Rewrite the entries from the start through the line containing "state-abbr: PA [783, 193, 797, 203]", changing "bounding boxes" to "coordinates" and leaving everything else as it is.

Raw records
* * * *

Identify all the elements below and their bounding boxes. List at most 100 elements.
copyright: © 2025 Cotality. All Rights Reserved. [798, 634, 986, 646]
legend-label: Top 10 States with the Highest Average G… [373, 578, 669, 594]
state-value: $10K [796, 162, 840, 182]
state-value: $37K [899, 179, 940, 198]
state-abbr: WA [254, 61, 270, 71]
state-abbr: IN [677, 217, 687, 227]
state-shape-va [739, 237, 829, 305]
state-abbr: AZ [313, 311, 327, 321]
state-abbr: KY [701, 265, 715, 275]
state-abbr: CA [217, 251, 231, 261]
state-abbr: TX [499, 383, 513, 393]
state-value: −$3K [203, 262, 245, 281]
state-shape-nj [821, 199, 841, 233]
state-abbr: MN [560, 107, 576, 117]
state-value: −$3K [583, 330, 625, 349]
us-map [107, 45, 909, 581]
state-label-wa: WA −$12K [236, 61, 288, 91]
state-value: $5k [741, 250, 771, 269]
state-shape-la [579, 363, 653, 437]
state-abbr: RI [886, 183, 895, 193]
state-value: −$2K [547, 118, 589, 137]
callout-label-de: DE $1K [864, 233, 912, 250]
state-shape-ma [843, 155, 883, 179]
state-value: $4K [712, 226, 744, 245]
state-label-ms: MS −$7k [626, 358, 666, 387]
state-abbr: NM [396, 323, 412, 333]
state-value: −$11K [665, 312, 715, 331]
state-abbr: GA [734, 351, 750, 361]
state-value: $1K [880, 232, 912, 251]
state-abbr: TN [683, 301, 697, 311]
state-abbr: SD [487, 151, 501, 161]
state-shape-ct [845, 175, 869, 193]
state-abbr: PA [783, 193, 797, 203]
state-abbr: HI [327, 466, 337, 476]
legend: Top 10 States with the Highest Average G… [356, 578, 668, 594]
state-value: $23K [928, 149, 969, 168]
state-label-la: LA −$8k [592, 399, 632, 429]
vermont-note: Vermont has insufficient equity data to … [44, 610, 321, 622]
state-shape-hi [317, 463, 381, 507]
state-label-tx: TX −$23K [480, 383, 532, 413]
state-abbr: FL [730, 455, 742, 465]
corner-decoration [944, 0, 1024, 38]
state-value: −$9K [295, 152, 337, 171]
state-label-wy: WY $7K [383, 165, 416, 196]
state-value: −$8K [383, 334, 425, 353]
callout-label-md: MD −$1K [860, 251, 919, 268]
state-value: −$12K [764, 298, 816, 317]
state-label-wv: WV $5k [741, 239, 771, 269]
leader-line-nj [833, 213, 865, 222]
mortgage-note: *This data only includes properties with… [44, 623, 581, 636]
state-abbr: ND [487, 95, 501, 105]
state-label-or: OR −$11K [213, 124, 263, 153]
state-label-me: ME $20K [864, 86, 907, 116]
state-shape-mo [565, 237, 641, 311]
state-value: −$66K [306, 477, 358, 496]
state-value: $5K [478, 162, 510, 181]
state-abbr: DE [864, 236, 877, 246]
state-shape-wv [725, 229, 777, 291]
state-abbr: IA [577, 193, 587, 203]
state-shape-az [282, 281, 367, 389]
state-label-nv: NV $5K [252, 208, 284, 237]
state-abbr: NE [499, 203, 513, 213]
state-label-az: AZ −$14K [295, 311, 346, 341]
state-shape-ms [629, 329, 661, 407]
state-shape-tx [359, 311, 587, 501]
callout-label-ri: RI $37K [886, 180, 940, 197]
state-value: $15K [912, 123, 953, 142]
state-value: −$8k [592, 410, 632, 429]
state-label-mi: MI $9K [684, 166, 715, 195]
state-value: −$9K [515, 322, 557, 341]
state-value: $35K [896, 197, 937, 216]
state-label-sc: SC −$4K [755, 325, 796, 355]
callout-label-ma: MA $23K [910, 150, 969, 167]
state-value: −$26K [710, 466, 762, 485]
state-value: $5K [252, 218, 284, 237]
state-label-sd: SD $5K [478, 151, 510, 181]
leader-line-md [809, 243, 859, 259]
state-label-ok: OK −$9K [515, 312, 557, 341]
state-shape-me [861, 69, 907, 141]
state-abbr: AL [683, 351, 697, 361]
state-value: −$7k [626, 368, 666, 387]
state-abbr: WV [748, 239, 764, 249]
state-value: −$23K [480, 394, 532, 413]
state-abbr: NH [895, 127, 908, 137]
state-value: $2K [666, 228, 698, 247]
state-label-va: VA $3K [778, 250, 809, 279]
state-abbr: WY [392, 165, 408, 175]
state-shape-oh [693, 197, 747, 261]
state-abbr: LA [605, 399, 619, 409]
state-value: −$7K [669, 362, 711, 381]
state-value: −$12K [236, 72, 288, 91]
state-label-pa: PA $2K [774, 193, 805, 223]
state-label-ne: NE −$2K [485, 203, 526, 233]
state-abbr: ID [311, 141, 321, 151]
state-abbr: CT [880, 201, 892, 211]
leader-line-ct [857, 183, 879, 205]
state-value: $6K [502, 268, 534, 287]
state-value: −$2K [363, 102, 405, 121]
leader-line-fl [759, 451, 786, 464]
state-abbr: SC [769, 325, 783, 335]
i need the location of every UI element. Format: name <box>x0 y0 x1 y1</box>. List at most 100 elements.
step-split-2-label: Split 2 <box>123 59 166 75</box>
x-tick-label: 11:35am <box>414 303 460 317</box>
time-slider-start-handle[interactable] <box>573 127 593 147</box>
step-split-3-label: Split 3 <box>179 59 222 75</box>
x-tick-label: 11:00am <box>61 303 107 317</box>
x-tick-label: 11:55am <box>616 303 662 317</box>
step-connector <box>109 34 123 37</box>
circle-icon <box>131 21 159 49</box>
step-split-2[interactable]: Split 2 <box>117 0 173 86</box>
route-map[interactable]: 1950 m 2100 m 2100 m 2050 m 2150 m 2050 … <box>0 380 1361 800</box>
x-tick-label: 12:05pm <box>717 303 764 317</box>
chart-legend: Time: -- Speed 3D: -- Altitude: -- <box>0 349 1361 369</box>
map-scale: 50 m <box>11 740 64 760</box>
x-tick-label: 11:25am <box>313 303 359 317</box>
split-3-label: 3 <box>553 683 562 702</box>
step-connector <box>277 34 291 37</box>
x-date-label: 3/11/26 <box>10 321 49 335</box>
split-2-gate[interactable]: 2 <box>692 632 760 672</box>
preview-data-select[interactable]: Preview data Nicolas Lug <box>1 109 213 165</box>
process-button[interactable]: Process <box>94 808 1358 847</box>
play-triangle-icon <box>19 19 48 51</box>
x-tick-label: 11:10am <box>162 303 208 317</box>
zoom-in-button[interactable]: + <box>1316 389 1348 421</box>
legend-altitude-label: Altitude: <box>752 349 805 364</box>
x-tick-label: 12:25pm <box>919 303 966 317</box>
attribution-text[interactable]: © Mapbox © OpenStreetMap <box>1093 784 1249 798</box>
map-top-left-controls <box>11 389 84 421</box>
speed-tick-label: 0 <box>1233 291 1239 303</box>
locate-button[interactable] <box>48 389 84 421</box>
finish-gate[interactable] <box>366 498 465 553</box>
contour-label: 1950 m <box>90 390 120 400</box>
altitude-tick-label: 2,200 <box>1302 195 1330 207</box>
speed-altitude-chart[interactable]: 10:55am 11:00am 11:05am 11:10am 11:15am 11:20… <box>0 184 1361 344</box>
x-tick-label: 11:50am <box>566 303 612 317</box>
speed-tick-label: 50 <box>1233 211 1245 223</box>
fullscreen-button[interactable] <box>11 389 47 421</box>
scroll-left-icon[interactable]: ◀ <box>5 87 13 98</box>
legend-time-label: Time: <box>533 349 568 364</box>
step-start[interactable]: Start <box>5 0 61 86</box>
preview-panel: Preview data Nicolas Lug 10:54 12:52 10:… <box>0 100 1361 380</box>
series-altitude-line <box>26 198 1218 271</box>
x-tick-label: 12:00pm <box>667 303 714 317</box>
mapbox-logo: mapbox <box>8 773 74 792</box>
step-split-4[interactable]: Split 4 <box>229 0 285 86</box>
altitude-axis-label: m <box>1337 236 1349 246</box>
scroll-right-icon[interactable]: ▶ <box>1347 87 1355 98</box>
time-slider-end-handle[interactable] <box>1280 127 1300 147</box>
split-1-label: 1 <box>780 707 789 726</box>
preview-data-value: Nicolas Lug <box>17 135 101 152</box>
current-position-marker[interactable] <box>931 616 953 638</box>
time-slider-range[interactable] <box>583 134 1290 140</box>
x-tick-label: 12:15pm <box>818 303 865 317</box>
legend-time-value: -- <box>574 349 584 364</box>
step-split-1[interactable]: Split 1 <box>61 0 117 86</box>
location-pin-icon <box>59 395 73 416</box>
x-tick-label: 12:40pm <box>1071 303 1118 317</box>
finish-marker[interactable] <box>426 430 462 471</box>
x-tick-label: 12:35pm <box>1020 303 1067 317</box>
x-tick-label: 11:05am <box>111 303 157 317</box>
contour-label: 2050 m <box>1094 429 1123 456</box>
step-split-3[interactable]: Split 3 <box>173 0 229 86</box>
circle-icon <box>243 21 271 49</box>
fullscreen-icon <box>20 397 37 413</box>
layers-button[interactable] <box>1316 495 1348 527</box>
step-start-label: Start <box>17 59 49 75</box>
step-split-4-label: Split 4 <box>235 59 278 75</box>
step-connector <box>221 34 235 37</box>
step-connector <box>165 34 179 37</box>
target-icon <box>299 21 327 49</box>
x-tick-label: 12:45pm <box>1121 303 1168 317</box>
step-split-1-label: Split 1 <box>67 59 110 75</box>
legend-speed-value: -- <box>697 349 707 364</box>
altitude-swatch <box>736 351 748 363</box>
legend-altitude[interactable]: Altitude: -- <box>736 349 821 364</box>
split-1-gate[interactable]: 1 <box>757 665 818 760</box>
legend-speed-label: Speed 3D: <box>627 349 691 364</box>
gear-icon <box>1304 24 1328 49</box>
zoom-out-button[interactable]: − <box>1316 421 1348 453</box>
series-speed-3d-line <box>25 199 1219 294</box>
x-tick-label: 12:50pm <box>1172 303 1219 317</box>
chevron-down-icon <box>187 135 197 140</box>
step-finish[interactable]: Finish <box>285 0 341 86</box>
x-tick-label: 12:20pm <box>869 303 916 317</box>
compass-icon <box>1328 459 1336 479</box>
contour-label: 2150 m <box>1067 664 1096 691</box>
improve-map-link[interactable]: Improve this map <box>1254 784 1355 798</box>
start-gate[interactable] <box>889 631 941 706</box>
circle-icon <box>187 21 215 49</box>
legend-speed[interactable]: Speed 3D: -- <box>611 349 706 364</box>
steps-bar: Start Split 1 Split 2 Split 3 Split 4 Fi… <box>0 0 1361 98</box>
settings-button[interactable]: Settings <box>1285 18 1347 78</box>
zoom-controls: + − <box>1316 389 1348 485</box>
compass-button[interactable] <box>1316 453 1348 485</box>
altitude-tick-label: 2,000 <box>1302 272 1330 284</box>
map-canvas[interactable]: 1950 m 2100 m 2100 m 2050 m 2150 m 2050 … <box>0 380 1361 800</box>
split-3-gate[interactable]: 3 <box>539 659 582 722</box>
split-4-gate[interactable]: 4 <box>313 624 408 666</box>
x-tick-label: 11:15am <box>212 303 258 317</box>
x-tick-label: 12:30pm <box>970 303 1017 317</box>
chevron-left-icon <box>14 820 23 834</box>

* * * *

RESULT OF THIS EXERCISE:
Identify all the elements below and their coordinates. List at most 100 elements.
copyright: © 2025 Cotality. All Rights Reserved. [798, 634, 986, 646]
legend-label: Top 10 States with the Highest Average G… [373, 578, 669, 594]
state-value: $10K [796, 162, 840, 182]
state-value: $37K [899, 179, 940, 198]
state-abbr: WA [254, 61, 270, 71]
state-abbr: IN [677, 217, 687, 227]
state-shape-va [739, 237, 829, 305]
state-abbr: AZ [313, 311, 327, 321]
state-abbr: KY [701, 265, 715, 275]
state-abbr: CA [217, 251, 231, 261]
state-abbr: TX [499, 383, 513, 393]
state-value: −$3K [203, 262, 245, 281]
state-shape-nj [821, 199, 841, 233]
state-abbr: MN [560, 107, 576, 117]
state-value: −$3K [583, 330, 625, 349]
us-map [107, 45, 909, 581]
state-label-wa: WA −$12K [236, 61, 288, 91]
state-value: $5k [741, 250, 771, 269]
state-shape-la [579, 363, 653, 437]
state-abbr: RI [886, 183, 895, 193]
state-value: −$2K [547, 118, 589, 137]
callout-label-de: DE $1K [864, 233, 912, 250]
state-shape-ma [843, 155, 883, 179]
state-value: $4K [712, 226, 744, 245]
state-label-ms: MS −$7k [626, 358, 666, 387]
state-abbr: NM [396, 323, 412, 333]
state-value: −$11K [665, 312, 715, 331]
state-abbr: GA [734, 351, 750, 361]
state-value: $1K [880, 232, 912, 251]
state-abbr: TN [683, 301, 697, 311]
state-abbr: SD [487, 151, 501, 161]
state-shape-ct [845, 175, 869, 193]
state-abbr: PA [783, 193, 797, 203]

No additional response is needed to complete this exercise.